> EXERCISE AIM
Report every line from the material that contains the word "Frete".
==========
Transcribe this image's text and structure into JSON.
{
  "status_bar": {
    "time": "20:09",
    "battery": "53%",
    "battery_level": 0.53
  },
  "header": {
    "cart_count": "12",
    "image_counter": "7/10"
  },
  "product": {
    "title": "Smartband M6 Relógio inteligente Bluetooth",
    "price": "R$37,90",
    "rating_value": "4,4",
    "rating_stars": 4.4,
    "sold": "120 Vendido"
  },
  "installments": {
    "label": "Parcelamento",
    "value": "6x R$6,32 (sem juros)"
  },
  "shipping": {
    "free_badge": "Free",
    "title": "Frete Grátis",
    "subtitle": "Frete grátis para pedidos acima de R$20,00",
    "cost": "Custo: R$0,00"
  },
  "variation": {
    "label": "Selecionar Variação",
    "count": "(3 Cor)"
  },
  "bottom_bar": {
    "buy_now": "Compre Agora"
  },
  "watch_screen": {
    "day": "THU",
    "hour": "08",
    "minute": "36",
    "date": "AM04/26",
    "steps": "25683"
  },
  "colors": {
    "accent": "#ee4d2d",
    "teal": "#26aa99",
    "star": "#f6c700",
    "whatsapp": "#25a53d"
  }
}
==========
> TASK ANSWER
    "title": "Frete Grátis",
    "subtitle": "Frete grátis para pedidos acima de R$20,00",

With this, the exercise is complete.